§ Dataset content
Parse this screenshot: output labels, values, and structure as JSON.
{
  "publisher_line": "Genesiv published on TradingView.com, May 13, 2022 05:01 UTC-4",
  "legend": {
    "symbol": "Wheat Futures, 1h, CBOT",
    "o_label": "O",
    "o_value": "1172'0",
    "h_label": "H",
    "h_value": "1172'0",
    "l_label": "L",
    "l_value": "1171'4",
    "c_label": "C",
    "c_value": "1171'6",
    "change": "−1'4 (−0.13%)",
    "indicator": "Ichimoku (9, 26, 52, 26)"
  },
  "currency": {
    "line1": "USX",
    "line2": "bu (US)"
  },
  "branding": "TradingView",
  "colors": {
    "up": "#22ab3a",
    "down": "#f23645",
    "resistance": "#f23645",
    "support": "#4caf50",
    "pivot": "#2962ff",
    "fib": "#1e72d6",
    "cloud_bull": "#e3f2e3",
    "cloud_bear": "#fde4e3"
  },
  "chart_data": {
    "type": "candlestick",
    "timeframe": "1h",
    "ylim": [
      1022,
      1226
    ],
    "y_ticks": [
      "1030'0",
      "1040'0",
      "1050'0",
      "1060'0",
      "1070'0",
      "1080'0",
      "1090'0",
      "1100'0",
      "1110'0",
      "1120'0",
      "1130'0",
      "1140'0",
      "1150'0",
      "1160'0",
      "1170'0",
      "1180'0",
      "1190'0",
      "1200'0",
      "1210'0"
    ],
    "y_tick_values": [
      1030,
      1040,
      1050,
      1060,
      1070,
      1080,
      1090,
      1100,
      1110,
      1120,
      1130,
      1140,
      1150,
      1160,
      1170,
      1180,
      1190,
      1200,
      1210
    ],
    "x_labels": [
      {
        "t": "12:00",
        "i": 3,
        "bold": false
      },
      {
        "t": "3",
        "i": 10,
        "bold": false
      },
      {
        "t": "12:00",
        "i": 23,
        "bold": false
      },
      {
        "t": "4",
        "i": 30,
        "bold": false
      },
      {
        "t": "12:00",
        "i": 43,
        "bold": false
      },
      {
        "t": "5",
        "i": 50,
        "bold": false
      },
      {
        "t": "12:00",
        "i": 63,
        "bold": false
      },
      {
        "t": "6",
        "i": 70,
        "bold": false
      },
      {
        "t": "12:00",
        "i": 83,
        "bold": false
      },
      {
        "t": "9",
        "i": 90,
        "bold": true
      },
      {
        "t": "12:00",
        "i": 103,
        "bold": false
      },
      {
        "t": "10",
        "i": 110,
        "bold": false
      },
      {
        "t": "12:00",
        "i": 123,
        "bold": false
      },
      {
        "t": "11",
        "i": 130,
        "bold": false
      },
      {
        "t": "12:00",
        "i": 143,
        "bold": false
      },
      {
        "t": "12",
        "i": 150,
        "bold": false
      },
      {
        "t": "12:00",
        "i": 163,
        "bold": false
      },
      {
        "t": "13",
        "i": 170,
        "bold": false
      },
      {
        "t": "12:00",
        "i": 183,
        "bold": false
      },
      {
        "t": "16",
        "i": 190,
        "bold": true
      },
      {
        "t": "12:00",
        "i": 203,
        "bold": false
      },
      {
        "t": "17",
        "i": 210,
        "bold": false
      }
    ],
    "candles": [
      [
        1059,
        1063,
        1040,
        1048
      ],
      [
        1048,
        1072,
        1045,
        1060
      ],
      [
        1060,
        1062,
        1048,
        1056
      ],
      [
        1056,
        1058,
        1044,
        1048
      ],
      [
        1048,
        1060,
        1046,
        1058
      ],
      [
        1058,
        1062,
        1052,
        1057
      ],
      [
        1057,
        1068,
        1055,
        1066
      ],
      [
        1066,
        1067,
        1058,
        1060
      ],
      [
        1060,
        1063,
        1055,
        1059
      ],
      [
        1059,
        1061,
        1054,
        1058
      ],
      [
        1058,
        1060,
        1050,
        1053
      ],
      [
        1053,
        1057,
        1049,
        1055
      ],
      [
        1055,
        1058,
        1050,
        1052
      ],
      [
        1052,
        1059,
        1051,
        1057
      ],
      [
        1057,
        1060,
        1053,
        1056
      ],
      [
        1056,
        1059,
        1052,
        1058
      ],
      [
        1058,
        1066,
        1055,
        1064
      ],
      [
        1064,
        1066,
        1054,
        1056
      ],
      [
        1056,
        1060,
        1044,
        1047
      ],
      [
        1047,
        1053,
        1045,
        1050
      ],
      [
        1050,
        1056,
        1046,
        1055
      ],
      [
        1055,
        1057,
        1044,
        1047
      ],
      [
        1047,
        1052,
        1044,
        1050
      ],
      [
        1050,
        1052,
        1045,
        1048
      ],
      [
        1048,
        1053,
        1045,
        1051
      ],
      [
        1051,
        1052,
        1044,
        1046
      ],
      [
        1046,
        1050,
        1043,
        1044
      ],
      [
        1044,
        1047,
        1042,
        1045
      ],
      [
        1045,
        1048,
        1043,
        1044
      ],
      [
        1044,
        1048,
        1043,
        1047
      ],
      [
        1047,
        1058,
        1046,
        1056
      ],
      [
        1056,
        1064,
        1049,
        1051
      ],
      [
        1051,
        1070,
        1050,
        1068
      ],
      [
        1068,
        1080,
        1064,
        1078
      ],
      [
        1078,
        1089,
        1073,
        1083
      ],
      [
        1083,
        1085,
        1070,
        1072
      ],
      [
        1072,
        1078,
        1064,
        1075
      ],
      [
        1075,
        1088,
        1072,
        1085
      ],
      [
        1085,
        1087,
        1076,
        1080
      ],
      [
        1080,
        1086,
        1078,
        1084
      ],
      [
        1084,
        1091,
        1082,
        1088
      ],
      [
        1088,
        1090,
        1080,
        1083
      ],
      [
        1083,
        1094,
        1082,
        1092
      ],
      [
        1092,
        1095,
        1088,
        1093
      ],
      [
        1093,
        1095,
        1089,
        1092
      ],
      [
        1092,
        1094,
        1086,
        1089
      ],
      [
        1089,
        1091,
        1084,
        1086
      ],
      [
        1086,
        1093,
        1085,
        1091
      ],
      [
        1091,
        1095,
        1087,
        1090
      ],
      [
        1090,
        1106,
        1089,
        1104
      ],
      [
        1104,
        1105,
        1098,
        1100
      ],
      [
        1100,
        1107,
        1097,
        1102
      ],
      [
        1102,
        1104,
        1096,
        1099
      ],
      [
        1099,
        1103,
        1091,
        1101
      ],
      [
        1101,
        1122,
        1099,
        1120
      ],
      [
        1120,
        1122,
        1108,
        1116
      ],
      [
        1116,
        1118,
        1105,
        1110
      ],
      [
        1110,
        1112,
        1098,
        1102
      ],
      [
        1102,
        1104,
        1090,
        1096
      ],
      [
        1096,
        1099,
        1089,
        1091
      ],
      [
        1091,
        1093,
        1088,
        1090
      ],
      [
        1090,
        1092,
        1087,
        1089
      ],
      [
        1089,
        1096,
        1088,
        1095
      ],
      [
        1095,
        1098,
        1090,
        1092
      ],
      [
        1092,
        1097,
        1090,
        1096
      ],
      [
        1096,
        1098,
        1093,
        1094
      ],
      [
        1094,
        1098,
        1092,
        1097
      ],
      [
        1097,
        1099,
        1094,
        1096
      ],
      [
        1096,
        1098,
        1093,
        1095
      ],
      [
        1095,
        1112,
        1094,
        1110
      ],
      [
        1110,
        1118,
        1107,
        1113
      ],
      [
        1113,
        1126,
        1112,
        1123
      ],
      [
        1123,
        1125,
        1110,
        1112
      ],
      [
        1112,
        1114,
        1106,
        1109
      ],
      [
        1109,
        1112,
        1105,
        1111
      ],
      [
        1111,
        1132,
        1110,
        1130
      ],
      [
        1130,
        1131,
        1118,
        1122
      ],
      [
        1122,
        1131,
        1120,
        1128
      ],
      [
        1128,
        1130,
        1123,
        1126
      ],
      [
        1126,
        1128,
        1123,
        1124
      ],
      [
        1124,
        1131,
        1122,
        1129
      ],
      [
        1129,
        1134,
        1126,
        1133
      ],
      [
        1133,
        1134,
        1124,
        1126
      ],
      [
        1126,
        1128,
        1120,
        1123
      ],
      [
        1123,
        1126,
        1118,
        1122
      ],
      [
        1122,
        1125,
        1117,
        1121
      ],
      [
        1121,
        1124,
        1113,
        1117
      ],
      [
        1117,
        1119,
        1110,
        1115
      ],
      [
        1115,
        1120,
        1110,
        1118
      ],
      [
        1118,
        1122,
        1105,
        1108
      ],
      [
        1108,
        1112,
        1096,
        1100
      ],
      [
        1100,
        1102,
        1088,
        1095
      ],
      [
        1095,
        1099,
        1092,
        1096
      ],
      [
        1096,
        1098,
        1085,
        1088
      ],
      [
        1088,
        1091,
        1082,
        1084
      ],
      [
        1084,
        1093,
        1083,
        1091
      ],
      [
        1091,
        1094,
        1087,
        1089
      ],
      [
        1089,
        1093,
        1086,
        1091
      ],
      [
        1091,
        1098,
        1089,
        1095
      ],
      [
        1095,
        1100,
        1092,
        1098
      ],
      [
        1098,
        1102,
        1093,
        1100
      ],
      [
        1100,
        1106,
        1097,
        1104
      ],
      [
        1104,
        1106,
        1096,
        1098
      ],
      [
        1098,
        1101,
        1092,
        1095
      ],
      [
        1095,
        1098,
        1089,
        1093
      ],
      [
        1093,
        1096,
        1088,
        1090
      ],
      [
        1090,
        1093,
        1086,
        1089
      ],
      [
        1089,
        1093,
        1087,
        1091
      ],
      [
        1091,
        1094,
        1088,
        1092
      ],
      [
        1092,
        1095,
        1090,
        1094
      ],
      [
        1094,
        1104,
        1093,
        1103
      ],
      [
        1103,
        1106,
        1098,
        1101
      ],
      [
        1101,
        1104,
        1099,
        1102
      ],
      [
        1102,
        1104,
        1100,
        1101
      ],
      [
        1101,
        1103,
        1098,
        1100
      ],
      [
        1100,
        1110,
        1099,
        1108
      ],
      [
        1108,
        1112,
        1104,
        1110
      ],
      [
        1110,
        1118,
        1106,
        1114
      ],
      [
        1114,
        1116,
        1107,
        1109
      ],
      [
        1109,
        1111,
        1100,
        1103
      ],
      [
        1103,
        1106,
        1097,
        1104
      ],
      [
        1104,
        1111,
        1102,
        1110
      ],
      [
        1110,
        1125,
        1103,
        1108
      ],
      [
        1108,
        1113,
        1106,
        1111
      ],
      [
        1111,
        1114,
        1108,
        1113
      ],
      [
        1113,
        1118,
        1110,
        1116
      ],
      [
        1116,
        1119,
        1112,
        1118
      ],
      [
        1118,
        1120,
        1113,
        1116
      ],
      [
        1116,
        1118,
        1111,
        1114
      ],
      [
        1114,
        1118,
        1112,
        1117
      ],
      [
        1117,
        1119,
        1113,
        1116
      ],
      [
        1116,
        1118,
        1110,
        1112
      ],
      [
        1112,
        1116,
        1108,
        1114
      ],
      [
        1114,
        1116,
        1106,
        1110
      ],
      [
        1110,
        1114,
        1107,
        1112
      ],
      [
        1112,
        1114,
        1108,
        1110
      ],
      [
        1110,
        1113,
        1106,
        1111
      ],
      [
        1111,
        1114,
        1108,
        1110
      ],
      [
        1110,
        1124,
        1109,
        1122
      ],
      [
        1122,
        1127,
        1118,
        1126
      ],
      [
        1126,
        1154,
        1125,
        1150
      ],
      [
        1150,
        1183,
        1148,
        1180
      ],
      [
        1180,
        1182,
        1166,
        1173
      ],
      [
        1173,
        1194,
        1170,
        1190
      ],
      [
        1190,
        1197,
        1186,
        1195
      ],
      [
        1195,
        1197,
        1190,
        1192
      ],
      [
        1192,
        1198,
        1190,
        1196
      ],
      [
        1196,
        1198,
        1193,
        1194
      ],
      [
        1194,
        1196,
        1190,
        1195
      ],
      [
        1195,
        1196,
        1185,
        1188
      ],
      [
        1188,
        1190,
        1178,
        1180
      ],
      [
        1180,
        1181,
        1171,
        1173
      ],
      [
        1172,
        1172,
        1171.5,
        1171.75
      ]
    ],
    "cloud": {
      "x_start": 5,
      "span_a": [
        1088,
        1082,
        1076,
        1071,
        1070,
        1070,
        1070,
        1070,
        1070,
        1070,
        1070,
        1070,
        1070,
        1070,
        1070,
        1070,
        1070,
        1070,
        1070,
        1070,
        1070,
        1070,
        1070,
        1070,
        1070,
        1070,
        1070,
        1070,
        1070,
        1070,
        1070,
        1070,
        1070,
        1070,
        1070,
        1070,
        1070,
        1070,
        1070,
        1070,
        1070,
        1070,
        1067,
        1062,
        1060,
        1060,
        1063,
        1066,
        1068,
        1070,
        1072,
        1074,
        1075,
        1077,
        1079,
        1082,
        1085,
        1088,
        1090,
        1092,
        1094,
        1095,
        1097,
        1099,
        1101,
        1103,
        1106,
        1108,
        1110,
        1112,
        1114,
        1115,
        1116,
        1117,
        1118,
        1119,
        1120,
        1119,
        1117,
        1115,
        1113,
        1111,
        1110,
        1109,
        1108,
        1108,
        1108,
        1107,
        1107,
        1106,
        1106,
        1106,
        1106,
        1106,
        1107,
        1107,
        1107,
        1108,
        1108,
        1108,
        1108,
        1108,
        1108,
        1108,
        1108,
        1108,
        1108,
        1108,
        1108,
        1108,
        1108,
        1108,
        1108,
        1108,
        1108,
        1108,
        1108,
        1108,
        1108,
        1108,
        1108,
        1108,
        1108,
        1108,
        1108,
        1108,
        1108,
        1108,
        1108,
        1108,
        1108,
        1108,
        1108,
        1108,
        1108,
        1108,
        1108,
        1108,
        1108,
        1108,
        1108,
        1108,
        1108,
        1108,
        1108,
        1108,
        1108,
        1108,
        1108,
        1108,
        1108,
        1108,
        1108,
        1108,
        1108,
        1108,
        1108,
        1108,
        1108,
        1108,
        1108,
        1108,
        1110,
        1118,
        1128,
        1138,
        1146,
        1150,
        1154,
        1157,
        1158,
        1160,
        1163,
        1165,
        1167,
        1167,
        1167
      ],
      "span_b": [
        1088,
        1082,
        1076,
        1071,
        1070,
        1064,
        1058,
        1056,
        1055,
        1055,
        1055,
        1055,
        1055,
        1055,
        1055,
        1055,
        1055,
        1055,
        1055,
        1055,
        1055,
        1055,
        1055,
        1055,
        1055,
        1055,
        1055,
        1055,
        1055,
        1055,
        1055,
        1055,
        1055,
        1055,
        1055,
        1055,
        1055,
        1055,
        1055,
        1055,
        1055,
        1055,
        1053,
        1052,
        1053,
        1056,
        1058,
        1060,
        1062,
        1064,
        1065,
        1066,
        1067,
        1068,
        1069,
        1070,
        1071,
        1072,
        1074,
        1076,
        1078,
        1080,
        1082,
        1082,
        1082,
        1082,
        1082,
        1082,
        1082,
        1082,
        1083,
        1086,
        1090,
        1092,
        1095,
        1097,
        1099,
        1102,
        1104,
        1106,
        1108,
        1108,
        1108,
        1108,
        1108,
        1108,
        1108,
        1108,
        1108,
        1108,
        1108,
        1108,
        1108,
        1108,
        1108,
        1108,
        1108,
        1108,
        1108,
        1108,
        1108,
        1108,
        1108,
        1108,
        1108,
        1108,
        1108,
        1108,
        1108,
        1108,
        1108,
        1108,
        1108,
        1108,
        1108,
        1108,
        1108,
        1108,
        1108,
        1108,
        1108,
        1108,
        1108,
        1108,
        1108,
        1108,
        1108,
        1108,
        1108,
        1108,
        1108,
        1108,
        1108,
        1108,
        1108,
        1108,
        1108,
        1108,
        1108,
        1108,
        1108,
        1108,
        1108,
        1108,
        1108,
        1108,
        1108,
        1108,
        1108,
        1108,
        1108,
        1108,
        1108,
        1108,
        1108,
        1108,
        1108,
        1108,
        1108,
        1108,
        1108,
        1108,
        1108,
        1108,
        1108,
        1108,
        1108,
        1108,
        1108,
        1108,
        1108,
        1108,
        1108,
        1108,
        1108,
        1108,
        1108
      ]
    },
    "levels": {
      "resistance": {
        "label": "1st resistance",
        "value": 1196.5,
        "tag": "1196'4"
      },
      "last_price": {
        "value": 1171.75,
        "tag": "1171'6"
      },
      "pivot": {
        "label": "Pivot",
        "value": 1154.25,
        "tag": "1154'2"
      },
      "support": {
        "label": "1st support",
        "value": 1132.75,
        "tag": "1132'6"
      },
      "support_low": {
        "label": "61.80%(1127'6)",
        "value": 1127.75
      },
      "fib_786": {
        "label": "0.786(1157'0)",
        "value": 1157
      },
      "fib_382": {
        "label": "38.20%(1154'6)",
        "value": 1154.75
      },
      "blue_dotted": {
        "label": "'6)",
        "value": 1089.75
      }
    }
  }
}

§ What is being asked
Each line of the material above that holds "TradingView" counts once; give the total and nothing else.

§ Output of the exercise
2